--- EXERCISE TASK ---
Please reproduce every one of the following items verbatim, line by line, with nothing added, removed, or changed.

╭─ EXERCISE DATA

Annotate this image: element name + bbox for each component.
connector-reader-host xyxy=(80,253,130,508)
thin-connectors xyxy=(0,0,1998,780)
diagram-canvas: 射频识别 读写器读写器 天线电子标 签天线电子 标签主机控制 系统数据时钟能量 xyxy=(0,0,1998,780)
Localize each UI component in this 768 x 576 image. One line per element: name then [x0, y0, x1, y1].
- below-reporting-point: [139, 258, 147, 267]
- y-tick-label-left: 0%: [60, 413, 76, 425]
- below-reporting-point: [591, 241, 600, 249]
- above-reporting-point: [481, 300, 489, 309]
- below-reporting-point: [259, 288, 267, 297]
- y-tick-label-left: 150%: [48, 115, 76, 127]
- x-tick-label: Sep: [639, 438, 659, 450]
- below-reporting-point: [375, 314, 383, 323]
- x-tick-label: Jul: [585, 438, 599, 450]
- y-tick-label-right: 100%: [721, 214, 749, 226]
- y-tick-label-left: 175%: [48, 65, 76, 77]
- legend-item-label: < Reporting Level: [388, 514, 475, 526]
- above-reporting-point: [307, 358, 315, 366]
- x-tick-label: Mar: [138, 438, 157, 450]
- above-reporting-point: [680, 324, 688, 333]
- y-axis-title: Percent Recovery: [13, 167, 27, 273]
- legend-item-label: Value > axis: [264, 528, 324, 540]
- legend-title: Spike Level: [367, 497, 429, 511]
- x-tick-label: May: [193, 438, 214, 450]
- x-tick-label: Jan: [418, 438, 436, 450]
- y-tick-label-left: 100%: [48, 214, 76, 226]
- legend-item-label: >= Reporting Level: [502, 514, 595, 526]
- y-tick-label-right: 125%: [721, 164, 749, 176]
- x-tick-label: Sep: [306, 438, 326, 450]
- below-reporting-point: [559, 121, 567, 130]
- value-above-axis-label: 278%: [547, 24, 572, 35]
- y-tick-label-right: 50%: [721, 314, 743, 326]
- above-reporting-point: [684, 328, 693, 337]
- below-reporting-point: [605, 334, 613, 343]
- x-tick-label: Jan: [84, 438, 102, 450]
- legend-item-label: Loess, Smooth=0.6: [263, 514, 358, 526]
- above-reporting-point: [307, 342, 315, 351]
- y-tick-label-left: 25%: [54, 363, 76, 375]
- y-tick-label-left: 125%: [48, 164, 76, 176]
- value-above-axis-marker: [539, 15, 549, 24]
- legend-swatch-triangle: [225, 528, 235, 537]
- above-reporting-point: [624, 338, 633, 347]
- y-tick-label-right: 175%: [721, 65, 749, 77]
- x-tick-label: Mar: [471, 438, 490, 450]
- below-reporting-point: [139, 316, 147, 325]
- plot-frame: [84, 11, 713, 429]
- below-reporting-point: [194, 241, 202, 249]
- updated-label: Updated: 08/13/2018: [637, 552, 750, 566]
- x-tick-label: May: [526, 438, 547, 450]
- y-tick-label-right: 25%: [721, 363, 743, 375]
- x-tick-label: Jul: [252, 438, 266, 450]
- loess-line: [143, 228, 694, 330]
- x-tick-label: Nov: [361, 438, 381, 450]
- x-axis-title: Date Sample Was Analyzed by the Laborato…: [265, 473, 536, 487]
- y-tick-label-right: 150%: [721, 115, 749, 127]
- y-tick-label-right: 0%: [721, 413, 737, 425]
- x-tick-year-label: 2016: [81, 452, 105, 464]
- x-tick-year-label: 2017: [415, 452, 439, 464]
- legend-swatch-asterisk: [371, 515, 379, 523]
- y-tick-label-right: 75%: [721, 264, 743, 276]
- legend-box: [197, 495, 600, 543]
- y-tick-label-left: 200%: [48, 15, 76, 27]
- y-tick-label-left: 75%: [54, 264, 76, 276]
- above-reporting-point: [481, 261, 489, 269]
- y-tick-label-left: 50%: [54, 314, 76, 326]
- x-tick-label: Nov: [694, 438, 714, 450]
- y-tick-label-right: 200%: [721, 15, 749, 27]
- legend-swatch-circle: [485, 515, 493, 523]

╰─

--- EXERCISE RESPONSE ---
Annotate this image: element name + bbox for each component.
connector-reader-host xyxy=(80,253,130,508)
thin-connectors xyxy=(0,0,1998,780)
diagram-canvas: 射频识别 读写器读写器 天线电子标 签天线电子 标签主机控制 系统数据时钟能量 xyxy=(0,0,1998,780)
Localize each UI component in this 768 x 576 image. One line per element: name then [x0, y0, x1, y1].
- below-reporting-point: [139, 258, 147, 267]
- y-tick-label-left: 0%: [60, 413, 76, 425]
- below-reporting-point: [591, 241, 600, 249]
- above-reporting-point: [481, 300, 489, 309]
- below-reporting-point: [259, 288, 267, 297]
- y-tick-label-left: 150%: [48, 115, 76, 127]
- x-tick-label: Sep: [639, 438, 659, 450]
- below-reporting-point: [375, 314, 383, 323]
- x-tick-label: Jul: [585, 438, 599, 450]
- y-tick-label-right: 100%: [721, 214, 749, 226]
- y-tick-label-left: 175%: [48, 65, 76, 77]
- legend-item-label: < Reporting Level: [388, 514, 475, 526]
- above-reporting-point: [307, 358, 315, 366]
- x-tick-label: Mar: [138, 438, 157, 450]
- above-reporting-point: [680, 324, 688, 333]
- y-axis-title: Percent Recovery: [13, 167, 27, 273]
- legend-item-label: Value > axis: [264, 528, 324, 540]
- legend-title: Spike Level: [367, 497, 429, 511]
- x-tick-label: May: [193, 438, 214, 450]
- x-tick-label: Jan: [418, 438, 436, 450]
- y-tick-label-left: 100%: [48, 214, 76, 226]
- legend-item-label: >= Reporting Level: [502, 514, 595, 526]
- y-tick-label-right: 125%: [721, 164, 749, 176]
- x-tick-label: Sep: [306, 438, 326, 450]
- below-reporting-point: [559, 121, 567, 130]
- value-above-axis-label: 278%: [547, 24, 572, 35]
- y-tick-label-right: 50%: [721, 314, 743, 326]
- above-reporting-point: [684, 328, 693, 337]
- below-reporting-point: [605, 334, 613, 343]
- x-tick-label: Jan: [84, 438, 102, 450]
- legend-item-label: Loess, Smooth=0.6: [263, 514, 358, 526]
- above-reporting-point: [307, 342, 315, 351]
- y-tick-label-left: 25%: [54, 363, 76, 375]
- y-tick-label-left: 125%: [48, 164, 76, 176]
- value-above-axis-marker: [539, 15, 549, 24]
- legend-swatch-triangle: [225, 528, 235, 537]
- above-reporting-point: [624, 338, 633, 347]
- y-tick-label-right: 175%: [721, 65, 749, 77]
- x-tick-label: Mar: [471, 438, 490, 450]
- below-reporting-point: [139, 316, 147, 325]
- plot-frame: [84, 11, 713, 429]
- below-reporting-point: [194, 241, 202, 249]
- updated-label: Updated: 08/13/2018: [637, 552, 750, 566]
- x-tick-label: May: [526, 438, 547, 450]
- y-tick-label-right: 25%: [721, 363, 743, 375]
- x-tick-label: Jul: [252, 438, 266, 450]
- loess-line: [143, 228, 694, 330]
- x-tick-label: Nov: [361, 438, 381, 450]
- x-axis-title: Date Sample Was Analyzed by the Laborato…: [265, 473, 536, 487]
- y-tick-label-right: 150%: [721, 115, 749, 127]
- y-tick-label-right: 0%: [721, 413, 737, 425]
- x-tick-year-label: 2016: [81, 452, 105, 464]
- x-tick-year-label: 2017: [415, 452, 439, 464]
- legend-swatch-asterisk: [371, 515, 379, 523]
- y-tick-label-right: 75%: [721, 264, 743, 276]
- legend-box: [197, 495, 600, 543]
- y-tick-label-left: 200%: [48, 15, 76, 27]
- y-tick-label-left: 75%: [54, 264, 76, 276]
- above-reporting-point: [481, 261, 489, 269]
- y-tick-label-left: 50%: [54, 314, 76, 326]
- x-tick-label: Nov: [694, 438, 714, 450]
- y-tick-label-right: 200%: [721, 15, 749, 27]
- legend-swatch-circle: [485, 515, 493, 523]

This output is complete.